§ DATA ROWS:

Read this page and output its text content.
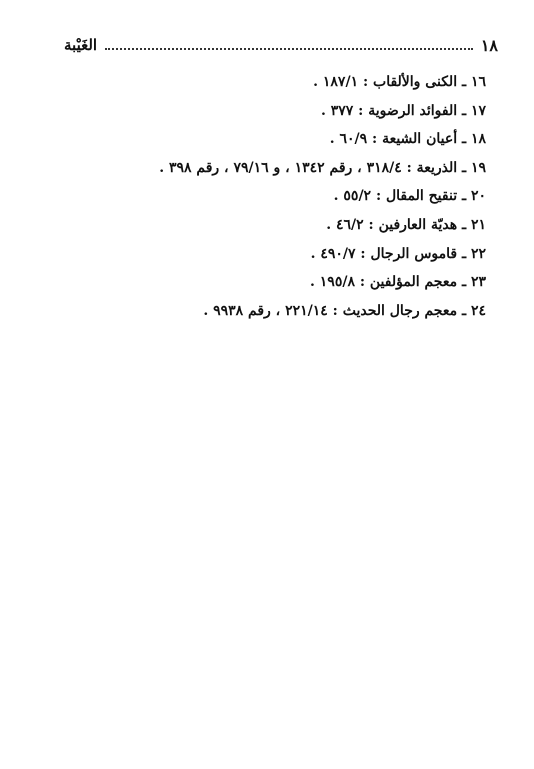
١٨
الغَيْبة
١٦ ـ الكنى والألقاب : ١٨٧/١ .
١٧ ـ الفوائد الرضوية : ٣٧٧ .
١٨ ـ أعيان الشيعة : ٦٠/٩ .
١٩ ـ الذريعة : ٣١٨/٤ ، رقم ١٣٤٢ ، و ٧٩/١٦ ، رقم ٣٩٨ .
٢٠ ـ تنقيح المقال : ٥٥/٢ .
٢١ ـ هديّة العارفين : ٤٦/٢ .
٢٢ ـ قاموس الرجال : ٤٩٠/٧ .
٢٣ ـ معجم المؤلفين : ١٩٥/٨ .
٢٤ ـ معجم رجال الحديث : ٢٢١/١٤ ، رقم ٩٩٣٨ .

§ WHAT IS ASKED: Write out the whole listing exactly, and drop the pictures.

§ RESPONSE BELOW:
Read this page and output its text content.
١٨
الغَيْبة
١٦ ـ الكنى والألقاب : ١٨٧/١ .
١٧ ـ الفوائد الرضوية : ٣٧٧ .
١٨ ـ أعيان الشيعة : ٦٠/٩ .
١٩ ـ الذريعة : ٣١٨/٤ ، رقم ١٣٤٢ ، و ٧٩/١٦ ، رقم ٣٩٨ .
٢٠ ـ تنقيح المقال : ٥٥/٢ .
٢١ ـ هديّة العارفين : ٤٦/٢ .
٢٢ ـ قاموس الرجال : ٤٩٠/٧ .
٢٣ ـ معجم المؤلفين : ١٩٥/٨ .
٢٤ ـ معجم رجال الحديث : ٢٢١/١٤ ، رقم ٩٩٣٨ .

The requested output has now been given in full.